Check each line of the records below and collect those that include the word "должности".

### [DATA PROVIDED]
»»
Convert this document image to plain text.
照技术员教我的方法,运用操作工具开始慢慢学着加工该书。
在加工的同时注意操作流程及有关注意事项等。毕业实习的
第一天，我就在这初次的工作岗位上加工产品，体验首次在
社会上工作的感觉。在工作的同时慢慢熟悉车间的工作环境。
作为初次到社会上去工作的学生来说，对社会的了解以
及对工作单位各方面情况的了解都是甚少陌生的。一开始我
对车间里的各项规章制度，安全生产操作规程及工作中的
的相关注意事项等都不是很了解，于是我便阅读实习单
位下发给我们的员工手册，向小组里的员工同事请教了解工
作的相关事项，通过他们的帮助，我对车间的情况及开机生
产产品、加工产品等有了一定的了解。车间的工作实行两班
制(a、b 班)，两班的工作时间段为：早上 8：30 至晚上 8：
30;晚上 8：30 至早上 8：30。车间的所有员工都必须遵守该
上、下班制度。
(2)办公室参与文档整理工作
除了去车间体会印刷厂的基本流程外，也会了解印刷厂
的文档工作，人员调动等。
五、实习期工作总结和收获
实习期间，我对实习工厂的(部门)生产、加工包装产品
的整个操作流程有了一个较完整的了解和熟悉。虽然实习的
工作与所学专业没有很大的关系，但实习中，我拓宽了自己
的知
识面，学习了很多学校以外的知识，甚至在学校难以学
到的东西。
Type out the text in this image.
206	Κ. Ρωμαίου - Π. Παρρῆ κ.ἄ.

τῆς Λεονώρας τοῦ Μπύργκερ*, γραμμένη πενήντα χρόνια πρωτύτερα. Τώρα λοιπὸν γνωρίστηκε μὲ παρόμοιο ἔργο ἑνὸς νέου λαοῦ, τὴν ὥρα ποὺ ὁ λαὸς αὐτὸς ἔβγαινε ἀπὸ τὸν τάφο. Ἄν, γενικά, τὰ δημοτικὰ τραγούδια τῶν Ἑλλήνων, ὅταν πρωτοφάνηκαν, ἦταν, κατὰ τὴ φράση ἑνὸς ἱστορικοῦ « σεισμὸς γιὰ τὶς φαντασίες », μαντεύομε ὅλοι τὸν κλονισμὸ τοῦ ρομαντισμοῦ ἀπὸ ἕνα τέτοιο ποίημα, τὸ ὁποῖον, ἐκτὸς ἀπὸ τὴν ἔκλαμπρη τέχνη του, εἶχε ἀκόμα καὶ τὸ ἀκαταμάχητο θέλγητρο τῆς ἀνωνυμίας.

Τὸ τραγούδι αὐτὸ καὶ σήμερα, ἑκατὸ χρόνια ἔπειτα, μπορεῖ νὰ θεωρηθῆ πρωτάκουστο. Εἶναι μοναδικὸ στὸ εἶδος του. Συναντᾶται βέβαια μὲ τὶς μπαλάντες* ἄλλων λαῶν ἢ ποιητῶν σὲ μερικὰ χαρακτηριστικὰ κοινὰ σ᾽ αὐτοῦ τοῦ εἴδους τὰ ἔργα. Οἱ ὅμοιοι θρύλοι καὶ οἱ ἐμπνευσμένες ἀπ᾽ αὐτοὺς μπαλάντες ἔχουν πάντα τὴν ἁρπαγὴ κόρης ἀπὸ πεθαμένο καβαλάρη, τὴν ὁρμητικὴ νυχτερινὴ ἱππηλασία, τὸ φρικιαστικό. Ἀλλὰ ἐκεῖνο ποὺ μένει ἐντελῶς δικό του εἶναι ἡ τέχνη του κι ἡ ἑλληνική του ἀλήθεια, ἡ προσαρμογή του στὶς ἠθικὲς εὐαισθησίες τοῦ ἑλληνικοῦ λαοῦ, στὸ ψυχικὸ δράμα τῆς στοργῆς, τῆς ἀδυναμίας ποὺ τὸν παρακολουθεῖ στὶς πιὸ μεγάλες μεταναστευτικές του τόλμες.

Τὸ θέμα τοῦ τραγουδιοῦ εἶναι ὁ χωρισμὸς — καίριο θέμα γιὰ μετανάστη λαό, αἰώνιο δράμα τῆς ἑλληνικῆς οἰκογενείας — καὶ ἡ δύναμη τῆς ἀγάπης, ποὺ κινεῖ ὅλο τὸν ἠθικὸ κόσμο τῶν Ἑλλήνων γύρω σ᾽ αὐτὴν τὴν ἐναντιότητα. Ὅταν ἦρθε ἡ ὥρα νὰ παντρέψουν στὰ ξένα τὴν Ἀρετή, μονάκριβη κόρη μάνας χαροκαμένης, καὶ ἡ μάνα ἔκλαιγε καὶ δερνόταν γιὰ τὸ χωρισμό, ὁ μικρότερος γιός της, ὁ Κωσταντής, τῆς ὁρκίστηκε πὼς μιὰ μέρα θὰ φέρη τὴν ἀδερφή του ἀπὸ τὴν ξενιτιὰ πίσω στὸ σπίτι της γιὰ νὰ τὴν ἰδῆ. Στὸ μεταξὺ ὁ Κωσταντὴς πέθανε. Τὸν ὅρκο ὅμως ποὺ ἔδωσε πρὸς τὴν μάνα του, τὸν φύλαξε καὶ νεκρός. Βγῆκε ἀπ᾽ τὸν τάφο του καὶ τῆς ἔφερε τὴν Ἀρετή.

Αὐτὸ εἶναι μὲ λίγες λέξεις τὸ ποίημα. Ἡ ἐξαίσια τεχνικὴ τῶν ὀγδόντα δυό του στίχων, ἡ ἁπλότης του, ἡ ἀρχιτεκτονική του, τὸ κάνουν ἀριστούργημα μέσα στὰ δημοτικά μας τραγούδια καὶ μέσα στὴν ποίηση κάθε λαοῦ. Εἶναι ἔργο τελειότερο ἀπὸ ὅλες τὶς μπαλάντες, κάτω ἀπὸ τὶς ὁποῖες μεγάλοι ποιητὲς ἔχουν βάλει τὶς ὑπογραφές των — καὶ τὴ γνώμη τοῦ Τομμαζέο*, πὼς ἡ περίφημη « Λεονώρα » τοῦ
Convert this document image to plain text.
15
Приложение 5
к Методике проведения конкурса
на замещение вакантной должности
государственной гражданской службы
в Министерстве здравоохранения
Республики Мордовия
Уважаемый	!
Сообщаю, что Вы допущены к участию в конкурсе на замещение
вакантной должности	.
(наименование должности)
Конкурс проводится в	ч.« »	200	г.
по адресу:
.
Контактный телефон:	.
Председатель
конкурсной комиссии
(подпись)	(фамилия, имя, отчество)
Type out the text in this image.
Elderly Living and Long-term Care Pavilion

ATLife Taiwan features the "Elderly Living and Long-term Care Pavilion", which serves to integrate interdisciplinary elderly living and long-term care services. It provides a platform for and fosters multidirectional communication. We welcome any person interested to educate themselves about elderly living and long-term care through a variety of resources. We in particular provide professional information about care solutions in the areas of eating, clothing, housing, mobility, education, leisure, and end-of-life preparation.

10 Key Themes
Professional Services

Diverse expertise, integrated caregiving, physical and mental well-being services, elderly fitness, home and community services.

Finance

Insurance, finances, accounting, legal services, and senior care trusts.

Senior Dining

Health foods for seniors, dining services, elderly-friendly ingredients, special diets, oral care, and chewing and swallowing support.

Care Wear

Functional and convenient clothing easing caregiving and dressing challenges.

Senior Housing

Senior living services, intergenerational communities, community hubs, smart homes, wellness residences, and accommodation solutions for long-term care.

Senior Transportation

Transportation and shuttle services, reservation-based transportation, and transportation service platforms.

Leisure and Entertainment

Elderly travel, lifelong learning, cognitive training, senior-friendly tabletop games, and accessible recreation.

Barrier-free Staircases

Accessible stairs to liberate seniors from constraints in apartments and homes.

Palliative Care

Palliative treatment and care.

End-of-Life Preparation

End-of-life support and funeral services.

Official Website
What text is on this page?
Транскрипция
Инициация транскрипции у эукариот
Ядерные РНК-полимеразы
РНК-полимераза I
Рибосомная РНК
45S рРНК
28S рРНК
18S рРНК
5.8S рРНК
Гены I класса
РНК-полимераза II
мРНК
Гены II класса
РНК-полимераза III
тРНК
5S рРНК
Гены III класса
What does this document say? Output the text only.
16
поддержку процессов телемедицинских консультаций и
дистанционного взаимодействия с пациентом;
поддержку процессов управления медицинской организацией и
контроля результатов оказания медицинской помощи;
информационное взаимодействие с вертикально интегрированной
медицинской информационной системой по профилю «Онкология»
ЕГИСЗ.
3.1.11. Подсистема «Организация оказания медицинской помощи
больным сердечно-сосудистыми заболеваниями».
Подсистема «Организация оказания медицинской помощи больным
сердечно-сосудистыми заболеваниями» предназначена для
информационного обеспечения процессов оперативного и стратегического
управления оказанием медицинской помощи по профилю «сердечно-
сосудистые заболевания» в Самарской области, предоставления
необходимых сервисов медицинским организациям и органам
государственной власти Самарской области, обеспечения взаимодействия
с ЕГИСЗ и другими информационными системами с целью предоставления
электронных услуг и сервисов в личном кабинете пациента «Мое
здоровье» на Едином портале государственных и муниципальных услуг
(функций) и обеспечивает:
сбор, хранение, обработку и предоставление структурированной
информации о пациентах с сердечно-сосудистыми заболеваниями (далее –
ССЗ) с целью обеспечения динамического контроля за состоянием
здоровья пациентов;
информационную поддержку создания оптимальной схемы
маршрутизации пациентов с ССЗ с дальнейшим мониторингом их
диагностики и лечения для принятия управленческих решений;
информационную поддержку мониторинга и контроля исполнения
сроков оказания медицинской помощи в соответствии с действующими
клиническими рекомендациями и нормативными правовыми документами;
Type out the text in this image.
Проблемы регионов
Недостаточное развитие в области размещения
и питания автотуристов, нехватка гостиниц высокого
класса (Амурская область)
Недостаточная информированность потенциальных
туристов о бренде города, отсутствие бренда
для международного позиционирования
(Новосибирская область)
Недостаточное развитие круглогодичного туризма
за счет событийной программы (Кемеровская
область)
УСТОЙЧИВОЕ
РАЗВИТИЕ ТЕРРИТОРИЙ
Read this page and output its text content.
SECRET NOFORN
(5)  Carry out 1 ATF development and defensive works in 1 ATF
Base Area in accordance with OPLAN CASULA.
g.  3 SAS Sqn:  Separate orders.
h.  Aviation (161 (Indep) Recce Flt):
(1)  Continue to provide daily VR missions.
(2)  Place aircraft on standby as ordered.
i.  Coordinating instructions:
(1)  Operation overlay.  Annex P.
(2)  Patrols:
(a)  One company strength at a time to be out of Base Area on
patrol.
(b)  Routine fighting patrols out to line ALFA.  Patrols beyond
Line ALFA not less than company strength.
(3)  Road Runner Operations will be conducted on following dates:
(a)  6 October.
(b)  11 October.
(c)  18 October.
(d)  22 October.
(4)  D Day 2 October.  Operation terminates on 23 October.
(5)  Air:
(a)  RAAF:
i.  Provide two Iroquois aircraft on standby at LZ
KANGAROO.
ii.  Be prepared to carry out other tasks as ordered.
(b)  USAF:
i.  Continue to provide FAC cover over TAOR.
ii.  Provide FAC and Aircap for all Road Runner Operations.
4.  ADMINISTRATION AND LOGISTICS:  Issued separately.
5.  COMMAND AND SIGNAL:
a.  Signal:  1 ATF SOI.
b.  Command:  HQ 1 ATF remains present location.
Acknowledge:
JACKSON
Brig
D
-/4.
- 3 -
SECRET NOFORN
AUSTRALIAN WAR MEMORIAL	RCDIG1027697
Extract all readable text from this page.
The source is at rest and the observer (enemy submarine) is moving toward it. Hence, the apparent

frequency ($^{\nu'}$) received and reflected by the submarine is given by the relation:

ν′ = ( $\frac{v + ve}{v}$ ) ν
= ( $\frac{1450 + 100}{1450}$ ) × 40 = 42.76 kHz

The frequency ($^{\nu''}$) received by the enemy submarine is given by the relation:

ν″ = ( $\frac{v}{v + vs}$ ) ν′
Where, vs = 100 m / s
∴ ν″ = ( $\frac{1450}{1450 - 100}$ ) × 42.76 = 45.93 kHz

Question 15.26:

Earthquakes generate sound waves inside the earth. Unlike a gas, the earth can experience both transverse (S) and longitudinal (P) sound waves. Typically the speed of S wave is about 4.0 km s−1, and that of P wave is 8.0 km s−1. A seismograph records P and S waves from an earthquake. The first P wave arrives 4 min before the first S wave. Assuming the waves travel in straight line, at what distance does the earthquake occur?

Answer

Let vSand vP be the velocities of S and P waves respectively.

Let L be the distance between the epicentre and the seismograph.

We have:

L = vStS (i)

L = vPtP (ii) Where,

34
««
### [RESULT FOR THIS TASK]
на замещение вакантной должности
вакантной должности	.
(наименование должности)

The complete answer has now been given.